▶ _SELECTED EXCERPT_
Going for a nice long day ride and ending up with a tinted visor and dark sunnies... at night.![]()
TOP QUOTE: “The problem with socialism is that sooner or later you run out of other people’s money.”
Haha excellent.Forgive I don't have the time to read through all the pages however...I agree completely with all yours Stirts- thank god it ain't just me!
So having a few wines and ready to consider the question!
Most annoying things for me include
- 1 ear plug not completely sealed in ear canal...produces horrid buffetting and crashing in eardrum at speed.
- Riding on really cold days with a goobie runny nose and not being able to take the time to shove glove up there to clear goobies away...do ya let them drip and drape your upper lip or do ya do the quick suck
- Wet bellybutton (weirdly that's all) from leak in front of riding jacket
- My hair clanging around against my back coming from the bottom of my helmet, or inside my visor messing with my eyes and itching my face
- And sadly also - knowing I have to come home from my ride to do some 'job' - days off are never complete days off for some grown ups
- OH yeah and dumb fuckwit drivers that are out to kill and generally annoy us all!

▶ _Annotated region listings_

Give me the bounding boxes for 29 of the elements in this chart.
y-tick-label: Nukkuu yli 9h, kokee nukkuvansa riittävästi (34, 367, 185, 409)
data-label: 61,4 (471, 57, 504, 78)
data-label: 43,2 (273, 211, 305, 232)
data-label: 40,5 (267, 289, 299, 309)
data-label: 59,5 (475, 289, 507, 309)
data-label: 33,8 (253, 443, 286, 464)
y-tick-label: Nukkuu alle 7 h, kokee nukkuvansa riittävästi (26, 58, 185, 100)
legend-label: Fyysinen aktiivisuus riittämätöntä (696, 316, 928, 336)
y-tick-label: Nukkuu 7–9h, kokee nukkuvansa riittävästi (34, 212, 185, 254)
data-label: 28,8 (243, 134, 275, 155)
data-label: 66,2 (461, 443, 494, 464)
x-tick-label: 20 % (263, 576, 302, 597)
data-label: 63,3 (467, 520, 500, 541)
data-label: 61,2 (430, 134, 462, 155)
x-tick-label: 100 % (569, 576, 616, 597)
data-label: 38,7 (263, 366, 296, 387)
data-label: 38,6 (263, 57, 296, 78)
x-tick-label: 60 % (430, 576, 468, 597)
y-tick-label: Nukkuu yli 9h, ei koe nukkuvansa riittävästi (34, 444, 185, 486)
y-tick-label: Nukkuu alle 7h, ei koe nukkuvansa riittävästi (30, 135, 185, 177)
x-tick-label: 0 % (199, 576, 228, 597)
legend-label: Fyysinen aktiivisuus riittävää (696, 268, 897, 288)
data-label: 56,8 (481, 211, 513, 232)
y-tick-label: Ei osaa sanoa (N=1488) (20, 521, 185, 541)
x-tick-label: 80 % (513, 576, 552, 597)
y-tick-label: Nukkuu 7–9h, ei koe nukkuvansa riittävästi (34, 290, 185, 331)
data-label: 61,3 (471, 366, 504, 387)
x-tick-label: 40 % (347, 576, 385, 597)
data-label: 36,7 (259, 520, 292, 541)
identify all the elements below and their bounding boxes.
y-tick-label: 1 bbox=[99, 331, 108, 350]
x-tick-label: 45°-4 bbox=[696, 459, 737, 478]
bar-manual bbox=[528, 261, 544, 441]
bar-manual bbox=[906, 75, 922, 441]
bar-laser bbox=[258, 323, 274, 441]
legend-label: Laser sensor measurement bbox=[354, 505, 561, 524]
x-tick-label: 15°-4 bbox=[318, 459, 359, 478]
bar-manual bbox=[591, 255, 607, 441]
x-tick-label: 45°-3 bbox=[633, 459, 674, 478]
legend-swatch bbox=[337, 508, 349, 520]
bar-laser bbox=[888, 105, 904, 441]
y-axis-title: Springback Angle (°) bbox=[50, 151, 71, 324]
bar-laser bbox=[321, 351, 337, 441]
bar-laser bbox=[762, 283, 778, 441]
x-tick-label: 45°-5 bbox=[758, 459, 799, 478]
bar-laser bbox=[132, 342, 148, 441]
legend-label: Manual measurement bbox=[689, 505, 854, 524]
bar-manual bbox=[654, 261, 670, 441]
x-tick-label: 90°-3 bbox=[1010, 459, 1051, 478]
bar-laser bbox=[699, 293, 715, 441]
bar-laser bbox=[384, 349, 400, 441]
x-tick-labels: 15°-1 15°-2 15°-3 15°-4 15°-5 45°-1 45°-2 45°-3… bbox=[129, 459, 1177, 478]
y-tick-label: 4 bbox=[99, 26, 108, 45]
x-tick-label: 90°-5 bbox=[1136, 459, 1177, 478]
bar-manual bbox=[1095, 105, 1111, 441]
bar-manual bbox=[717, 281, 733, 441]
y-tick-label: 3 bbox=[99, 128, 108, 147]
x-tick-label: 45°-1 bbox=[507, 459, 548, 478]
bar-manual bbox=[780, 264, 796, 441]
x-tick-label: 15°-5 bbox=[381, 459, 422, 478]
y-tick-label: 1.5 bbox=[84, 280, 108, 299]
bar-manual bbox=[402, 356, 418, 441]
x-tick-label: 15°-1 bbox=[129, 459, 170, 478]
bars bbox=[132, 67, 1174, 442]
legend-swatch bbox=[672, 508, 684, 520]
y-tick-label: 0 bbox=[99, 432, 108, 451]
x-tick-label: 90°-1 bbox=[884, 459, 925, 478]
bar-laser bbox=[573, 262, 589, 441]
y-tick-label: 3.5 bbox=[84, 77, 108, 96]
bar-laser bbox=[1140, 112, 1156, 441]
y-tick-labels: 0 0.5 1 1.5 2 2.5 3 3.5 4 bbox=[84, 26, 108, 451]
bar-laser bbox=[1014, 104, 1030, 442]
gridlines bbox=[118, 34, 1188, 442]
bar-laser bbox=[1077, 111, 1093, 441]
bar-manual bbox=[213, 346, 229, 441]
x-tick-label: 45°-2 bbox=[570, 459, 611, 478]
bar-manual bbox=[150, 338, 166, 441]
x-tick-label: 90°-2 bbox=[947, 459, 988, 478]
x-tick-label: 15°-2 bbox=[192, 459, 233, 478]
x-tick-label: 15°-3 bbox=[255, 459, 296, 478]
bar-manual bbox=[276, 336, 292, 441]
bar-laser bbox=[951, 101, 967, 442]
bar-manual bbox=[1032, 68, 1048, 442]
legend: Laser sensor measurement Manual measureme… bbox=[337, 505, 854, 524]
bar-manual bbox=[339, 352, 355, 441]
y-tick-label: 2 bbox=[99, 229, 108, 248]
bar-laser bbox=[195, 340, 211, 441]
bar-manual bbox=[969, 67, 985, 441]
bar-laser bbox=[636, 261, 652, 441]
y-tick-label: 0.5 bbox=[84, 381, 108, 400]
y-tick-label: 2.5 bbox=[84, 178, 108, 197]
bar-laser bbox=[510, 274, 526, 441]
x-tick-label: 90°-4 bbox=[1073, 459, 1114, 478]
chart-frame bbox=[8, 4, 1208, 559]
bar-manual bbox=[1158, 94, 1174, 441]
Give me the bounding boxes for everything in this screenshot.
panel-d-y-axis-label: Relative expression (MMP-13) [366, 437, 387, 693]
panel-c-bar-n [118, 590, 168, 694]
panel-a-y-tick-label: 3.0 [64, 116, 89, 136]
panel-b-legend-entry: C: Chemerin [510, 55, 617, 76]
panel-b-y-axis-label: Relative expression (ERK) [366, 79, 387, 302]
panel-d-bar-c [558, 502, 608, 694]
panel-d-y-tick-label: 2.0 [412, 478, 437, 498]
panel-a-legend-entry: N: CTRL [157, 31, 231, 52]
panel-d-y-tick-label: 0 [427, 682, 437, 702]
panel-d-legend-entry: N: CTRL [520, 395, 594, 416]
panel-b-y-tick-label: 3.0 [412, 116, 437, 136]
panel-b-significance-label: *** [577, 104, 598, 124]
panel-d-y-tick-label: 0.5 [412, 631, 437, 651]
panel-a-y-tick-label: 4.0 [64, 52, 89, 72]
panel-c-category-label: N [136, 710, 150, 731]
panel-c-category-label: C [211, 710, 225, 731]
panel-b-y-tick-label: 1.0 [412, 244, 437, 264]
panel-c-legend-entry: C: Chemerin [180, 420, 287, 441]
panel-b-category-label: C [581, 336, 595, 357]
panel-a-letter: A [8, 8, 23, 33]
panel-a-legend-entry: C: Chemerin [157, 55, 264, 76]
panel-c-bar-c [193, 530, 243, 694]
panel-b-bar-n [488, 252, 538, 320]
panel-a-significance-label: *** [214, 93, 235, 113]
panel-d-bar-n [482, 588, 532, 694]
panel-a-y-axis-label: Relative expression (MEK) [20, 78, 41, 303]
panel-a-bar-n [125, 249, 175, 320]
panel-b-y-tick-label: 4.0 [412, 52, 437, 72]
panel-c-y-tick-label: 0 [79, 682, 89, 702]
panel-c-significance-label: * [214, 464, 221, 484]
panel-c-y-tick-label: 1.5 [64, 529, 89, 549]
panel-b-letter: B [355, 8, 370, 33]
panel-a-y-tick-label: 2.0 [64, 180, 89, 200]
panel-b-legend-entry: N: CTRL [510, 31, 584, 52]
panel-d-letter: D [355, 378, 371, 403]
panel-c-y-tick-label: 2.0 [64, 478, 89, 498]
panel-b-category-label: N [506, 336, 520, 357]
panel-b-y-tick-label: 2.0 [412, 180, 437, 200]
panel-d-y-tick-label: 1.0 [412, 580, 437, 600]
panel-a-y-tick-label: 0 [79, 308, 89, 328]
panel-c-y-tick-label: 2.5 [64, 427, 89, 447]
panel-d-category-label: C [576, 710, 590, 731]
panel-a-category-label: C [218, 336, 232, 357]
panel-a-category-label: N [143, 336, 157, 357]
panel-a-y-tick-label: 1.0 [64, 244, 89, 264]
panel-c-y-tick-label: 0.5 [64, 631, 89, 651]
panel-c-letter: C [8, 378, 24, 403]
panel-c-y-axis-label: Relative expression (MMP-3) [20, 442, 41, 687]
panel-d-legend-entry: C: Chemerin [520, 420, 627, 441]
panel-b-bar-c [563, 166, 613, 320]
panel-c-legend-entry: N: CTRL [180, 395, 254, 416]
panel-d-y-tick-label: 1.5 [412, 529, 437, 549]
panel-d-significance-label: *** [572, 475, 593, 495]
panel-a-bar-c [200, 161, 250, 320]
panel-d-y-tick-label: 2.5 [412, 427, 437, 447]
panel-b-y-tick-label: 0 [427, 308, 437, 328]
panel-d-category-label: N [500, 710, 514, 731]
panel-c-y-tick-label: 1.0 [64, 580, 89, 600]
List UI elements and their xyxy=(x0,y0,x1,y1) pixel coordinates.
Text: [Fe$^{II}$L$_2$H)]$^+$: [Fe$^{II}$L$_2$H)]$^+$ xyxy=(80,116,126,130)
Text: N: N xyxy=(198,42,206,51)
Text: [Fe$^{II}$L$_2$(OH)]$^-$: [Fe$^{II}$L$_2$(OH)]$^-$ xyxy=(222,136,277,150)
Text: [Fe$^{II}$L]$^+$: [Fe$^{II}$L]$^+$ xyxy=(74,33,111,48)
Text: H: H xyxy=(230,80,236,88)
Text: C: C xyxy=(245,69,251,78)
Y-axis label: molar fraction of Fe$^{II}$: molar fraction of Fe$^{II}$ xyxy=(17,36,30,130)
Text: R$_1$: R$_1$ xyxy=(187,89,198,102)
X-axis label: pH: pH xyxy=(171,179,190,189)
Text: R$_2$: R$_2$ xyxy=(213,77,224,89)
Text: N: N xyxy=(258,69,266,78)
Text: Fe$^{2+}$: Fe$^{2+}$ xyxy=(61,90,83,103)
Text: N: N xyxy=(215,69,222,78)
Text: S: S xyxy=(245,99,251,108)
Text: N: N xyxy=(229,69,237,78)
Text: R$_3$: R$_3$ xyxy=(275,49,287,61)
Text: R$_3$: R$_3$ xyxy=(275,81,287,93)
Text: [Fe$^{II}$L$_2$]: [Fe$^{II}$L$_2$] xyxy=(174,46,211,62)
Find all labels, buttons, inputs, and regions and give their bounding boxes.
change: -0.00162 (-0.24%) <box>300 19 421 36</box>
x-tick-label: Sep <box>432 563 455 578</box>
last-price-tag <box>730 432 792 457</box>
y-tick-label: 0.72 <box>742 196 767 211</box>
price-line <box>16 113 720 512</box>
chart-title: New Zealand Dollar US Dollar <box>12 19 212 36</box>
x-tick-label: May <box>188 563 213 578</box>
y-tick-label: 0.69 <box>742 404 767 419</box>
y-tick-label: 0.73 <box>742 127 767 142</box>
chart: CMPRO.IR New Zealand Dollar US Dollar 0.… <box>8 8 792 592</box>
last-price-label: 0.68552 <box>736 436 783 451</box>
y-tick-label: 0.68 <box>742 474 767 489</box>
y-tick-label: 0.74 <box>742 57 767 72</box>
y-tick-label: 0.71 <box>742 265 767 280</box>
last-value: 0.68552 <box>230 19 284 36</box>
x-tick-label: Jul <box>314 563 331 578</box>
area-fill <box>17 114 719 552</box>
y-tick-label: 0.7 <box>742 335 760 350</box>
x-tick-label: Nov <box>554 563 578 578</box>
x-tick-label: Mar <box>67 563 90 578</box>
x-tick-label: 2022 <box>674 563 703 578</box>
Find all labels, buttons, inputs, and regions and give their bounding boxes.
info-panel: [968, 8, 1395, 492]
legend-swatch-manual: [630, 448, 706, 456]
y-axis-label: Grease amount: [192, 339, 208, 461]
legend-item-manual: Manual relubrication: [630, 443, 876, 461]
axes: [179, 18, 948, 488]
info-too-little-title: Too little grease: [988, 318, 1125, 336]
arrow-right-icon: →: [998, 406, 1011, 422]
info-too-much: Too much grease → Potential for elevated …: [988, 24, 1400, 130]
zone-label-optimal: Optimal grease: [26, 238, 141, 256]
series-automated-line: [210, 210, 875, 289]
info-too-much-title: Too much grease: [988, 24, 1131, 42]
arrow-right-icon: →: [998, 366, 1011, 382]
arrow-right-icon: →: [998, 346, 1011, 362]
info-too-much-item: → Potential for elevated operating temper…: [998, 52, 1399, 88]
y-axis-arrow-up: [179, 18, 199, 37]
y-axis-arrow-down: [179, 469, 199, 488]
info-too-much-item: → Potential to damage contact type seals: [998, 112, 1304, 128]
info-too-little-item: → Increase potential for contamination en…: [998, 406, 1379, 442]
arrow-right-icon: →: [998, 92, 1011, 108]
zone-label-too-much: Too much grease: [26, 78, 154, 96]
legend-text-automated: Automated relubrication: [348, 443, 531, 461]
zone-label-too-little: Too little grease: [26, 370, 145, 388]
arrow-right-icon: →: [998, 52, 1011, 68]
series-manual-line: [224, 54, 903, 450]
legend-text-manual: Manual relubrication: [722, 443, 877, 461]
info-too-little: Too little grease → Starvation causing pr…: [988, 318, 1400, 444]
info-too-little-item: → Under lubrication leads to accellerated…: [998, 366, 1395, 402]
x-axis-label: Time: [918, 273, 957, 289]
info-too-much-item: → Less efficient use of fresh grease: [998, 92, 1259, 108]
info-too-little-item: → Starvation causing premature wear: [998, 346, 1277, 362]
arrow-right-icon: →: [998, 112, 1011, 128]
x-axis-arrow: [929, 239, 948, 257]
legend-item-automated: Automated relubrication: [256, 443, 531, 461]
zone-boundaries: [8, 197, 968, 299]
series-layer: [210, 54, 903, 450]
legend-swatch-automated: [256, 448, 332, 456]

▶ _PROBLEM SET_
- a) In the forum post about riding annoyances, what does the writer blame for a wet bellybutton?
- b) Decide whether each statement agrees with the forum post about riding annoyances, answering yes or no and quoting the deciding words: (i) The writer has read through all the pages. (ii) An ear plug that isn't fully sealed causes buffeting at speed. (iii) The writer says days off are always complete days off.
- c) Write the next part of the forum post about riding annoyances, picking up after its last line.

▶ _ANSWERS GIVEN_
- a) A leak in the front of the riding jacket.

- b)
(i) No: "I don't have the time to read through all the pages"
(ii) Yes: "1 ear plug not completely sealed in ear canal...produces horrid buffetting and crashing in eardrum at speed."
(iii) No: "days off are never complete days off for some grown ups"

- c)
Farting and following through
on the positive side at least things are warm for a wee while! Kind of like a high tech gel maybe?!!
But yeah the whole ablutions issue, that can be annoying. You have a drink at a stop and it comes flying through at the most inopportune time, you break for a relieve & its the start of a whole series of small squirt stops along the route!
I'm considering fabricating something out of one of those rubber shower onto tap attachments into possible a used wine bladder? Only thing is the head attachment will need to be of a "large" size (reminds me of a Jasper Carrott comedy sketch???!!!).